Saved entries

>> Begin

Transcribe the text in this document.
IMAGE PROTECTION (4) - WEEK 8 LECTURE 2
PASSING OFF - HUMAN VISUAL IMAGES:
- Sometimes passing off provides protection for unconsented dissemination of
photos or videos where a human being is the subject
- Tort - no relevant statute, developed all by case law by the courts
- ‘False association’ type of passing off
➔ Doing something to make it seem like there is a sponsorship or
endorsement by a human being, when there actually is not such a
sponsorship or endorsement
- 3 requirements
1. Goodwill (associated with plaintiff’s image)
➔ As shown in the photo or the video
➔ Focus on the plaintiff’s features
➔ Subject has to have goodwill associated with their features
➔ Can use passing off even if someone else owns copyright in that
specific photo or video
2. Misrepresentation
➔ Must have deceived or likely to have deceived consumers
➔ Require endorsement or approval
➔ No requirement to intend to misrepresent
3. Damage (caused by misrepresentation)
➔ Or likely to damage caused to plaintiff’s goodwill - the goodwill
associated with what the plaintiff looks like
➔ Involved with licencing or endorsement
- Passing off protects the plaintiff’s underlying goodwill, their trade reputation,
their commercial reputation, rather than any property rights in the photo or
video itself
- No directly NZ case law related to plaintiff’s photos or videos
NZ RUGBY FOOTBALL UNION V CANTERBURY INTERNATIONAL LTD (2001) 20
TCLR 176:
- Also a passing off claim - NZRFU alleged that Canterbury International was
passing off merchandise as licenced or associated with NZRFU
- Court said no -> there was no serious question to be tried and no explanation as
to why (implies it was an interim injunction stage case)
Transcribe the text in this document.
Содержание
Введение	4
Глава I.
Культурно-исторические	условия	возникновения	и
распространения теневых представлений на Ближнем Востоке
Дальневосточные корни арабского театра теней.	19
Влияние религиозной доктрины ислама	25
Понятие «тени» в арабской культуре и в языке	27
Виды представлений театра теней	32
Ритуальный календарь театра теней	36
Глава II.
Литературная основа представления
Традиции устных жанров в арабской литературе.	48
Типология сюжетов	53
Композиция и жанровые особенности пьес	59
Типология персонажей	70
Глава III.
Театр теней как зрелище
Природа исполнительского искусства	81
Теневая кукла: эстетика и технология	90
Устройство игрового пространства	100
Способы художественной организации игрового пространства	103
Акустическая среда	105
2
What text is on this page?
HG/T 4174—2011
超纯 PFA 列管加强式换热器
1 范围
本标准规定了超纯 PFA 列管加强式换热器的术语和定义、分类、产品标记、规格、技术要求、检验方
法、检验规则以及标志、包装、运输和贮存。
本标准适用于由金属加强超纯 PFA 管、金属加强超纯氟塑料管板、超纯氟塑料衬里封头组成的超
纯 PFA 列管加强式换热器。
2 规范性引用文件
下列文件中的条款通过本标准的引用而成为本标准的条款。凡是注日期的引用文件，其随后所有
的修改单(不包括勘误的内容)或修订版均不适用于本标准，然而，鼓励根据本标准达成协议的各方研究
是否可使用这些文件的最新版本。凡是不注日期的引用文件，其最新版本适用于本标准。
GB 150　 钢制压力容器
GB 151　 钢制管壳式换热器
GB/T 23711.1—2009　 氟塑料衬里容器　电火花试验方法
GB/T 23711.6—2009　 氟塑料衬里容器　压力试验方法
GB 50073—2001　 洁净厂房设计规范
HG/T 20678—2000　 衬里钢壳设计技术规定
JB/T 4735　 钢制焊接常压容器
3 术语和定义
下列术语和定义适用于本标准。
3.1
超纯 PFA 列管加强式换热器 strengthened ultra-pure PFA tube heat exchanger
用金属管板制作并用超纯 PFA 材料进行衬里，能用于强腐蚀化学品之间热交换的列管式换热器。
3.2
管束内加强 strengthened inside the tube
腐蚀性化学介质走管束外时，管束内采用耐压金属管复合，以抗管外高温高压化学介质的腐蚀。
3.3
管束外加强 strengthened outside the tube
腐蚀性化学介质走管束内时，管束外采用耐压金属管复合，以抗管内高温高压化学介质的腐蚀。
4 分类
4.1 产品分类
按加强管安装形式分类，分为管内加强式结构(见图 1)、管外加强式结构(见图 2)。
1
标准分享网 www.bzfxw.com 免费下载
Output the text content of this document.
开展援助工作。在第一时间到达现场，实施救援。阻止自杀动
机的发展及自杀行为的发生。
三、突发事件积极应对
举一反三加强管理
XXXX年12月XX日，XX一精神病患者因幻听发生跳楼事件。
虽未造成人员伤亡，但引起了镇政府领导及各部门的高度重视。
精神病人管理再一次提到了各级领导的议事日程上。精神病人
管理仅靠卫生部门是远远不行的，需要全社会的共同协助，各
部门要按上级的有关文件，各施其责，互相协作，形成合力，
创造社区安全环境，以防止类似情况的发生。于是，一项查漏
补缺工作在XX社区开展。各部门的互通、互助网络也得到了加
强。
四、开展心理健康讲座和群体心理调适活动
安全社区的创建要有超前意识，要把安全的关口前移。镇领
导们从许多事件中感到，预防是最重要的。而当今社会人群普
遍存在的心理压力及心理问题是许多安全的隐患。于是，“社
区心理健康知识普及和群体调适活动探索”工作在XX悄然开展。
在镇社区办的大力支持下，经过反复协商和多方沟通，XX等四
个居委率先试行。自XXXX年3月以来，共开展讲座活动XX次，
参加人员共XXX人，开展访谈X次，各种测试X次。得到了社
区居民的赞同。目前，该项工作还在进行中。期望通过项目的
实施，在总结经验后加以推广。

>> End

◆ **EXERCISE DIRECTIONS**:
Using the records above, please retype only the run of lines from the line holding "Output the text content of this document." through the last line, both ends included.

◆ **WRITTEN RESPONSE**:
Output the text content of this document.
开展援助工作。在第一时间到达现场，实施救援。阻止自杀动
机的发展及自杀行为的发生。
三、突发事件积极应对
举一反三加强管理
XXXX年12月XX日，XX一精神病患者因幻听发生跳楼事件。
虽未造成人员伤亡，但引起了镇政府领导及各部门的高度重视。
精神病人管理再一次提到了各级领导的议事日程上。精神病人
管理仅靠卫生部门是远远不行的，需要全社会的共同协助，各
部门要按上级的有关文件，各施其责，互相协作，形成合力，
创造社区安全环境，以防止类似情况的发生。于是，一项查漏
补缺工作在XX社区开展。各部门的互通、互助网络也得到了加
强。
四、开展心理健康讲座和群体心理调适活动
安全社区的创建要有超前意识，要把安全的关口前移。镇领
导们从许多事件中感到，预防是最重要的。而当今社会人群普
遍存在的心理压力及心理问题是许多安全的隐患。于是，“社
区心理健康知识普及和群体调适活动探索”工作在XX悄然开展。
在镇社区办的大力支持下，经过反复协商和多方沟通，XX等四
个居委率先试行。自XXXX年3月以来，共开展讲座活动XX次，
参加人员共XXX人，开展访谈X次，各种测试X次。得到了社
区居民的赞同。目前，该项工作还在进行中。期望通过项目的
实施，在总结经验后加以推广。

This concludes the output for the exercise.